Extrait choisi
········

Lecture de : Mario Polèse, Le miracle québécois, Boréal, 2021, 332 p.
L’ouvrage, au titre aussi étonnant qu’accrocheur, n’a pas tardé à recevoir un accueil favorable de la part de certains médias. Le Devoir y a consacré une pleine page avec la photo de l’auteur, alors que La Presse en a publié un extrait. Pour sa part, Jacques Lanctôt dans le Journal de Montréal l’a commenté favorablement, mais non sans souligner sa vision trop optimiste compte tenu de la situation du français à Montréal.
Il faut dire que Mario Polèse n’est pas inconnu. Il a fait partie des proches conseillers du gouvernement de René Lévesque dès son arrivée au pouvoir. Il poursuit toujours sa collaboration avec certains médias, et ce depuis son embauche par ce qui allait devenir l’INRS urbanisation, culture et société. Né au Pays-Bas peu de temps après la bataille de Stalingrad, de parents autrichiens ayant fui l’Anschluss. Comme les prénoms néerlandais aux yeux de son père étaient trop compliqués, il opta pour un prénom italien, sans savoir la bonne fortune qu’en tirerait son fils près de trois décennies plus tard.

········

Consignes écrites
1: Selon la recension du livre Le miracle québécois, quel quotidien a publié un extrait de l'ouvrage ?
2: D'après la recension du livre Le miracle québécois, pourquoi le père de Mario Polèse a-t-il choisi pour son fils un prénom italien ? Répondez en une à trois phrases.
3: Poursuivez la recension du livre Le miracle québécois à partir de sa dernière phrase.

Données enregistrées

········

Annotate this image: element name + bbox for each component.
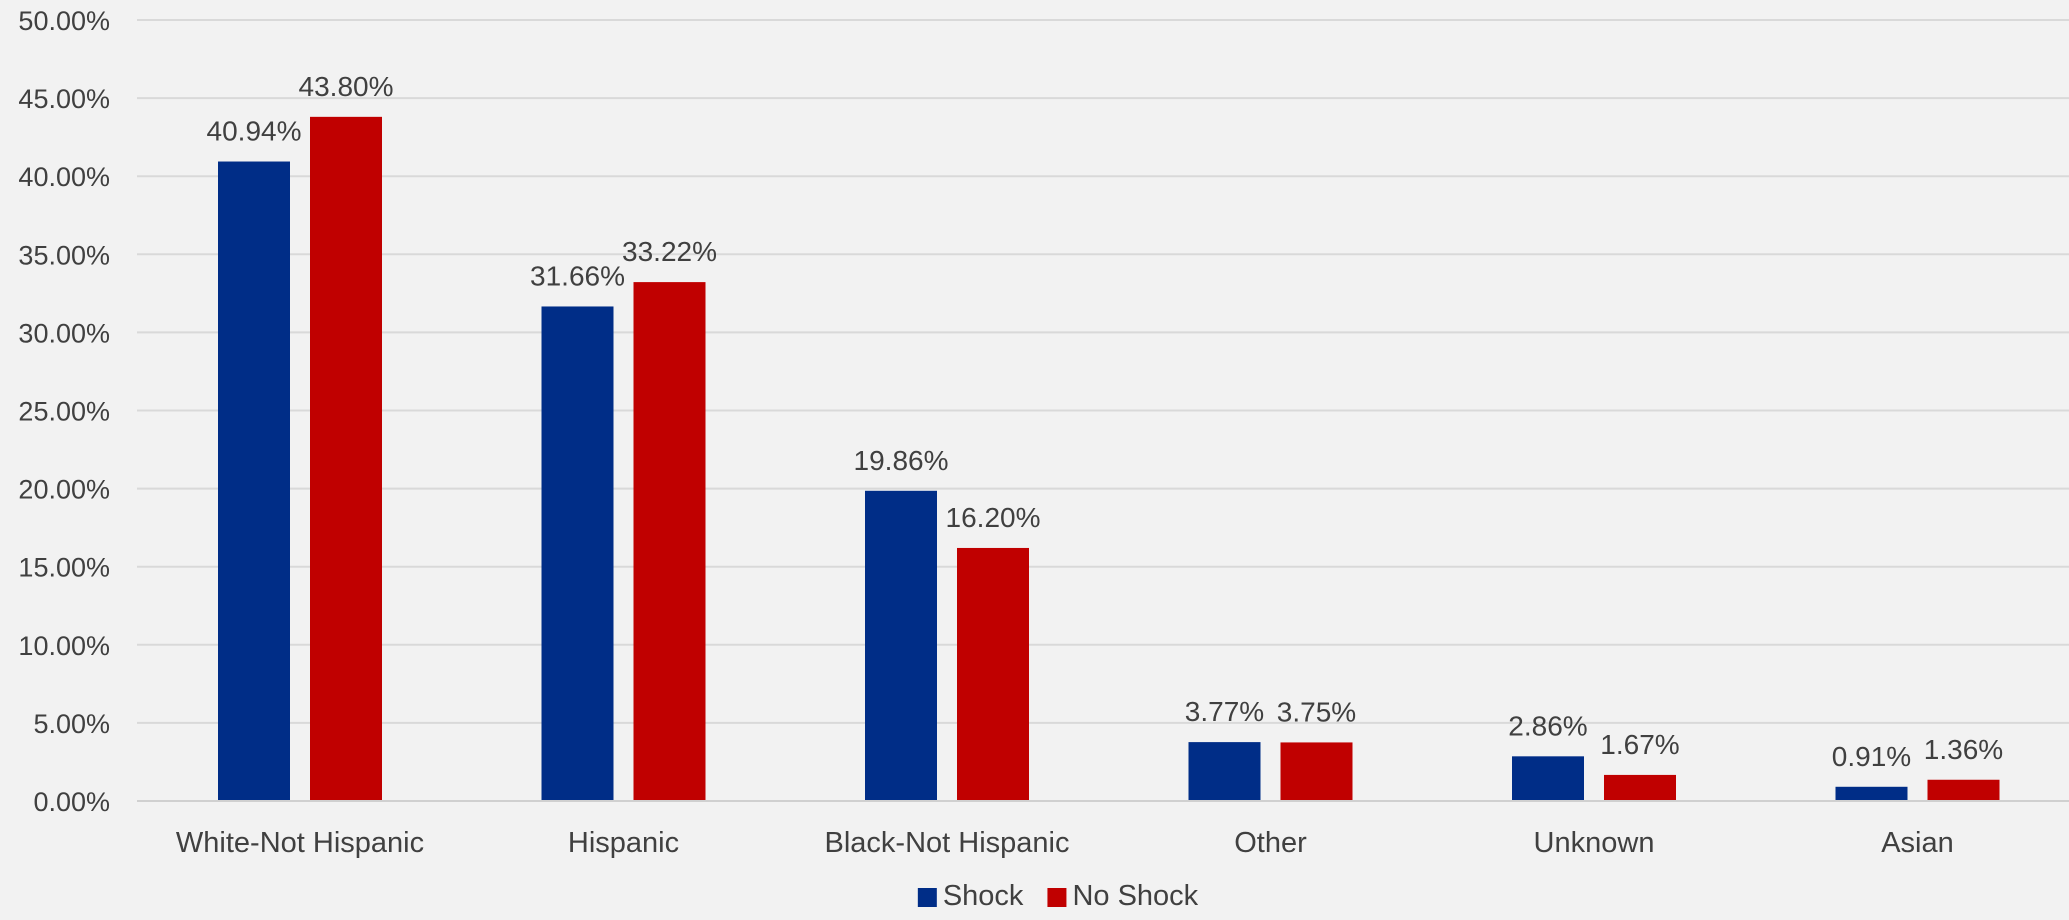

········

Réponses rédigées
1: La Presse a publié un extrait de l'ouvrage.

2: Aux yeux de son père, les prénoms néerlandais étaient trop compliqués. Il a donc opté pour un prénom italien.

3:
Après la guerre, la famille Polese (sans accent) s’installa à New York où leur fils fera ses premières études universitaires. Attiré par les questions urbaines et régionales, Mario Polèse opta pour faire son doctorat à l'Université de Philadelphie, au sein de ce qui était alors La Mecque dans ce domaine. Durant ses études, son père lui fera connaître le Québec où il pourra obtenir des emplois d’été. Une fois son diplôme en poche, sachant les portes du Québec de 1969 grandes ouvertes pour tout diplômé, sa décision de traverser la frontière de façon définitive fut facile à prendre. Un de ses premiers gestes fut d’ajouter un accent à son patronyme pour « faire québécois » étant déjà avantagé par un prénom d’usage courant au Québec (inutile de chercher en France des «Mario» parmi les Dupont-Lajoie).
Pourquoi parler de miracle? « C’est de ce miracle que je veux parler dans cet essai : le passage d’un peuple autrefois fermé, inquiet, doutant de lui-même, à un peuple qui se sent aujourd’hui à l’aise dans sa peau, un peuple moderne (…) capable d’intégrer des citoyens de tous les horizons de la planète. » (p. 20)
On constate, ce qui rassurera les lecteurs intéressés, que l’auteur parle au « je » avec un plaisir évident en s’émancipant des règles associées aux publications académiques. Bien sûr, pour asseoir sa crédibilité, Polèse a recours à des graphiques où des courbes se croisent (à défaut de s’aplatir…). À l’aise avec les données de Statcan, il ne se prive pas d’en faire bon usage, sans en abuser.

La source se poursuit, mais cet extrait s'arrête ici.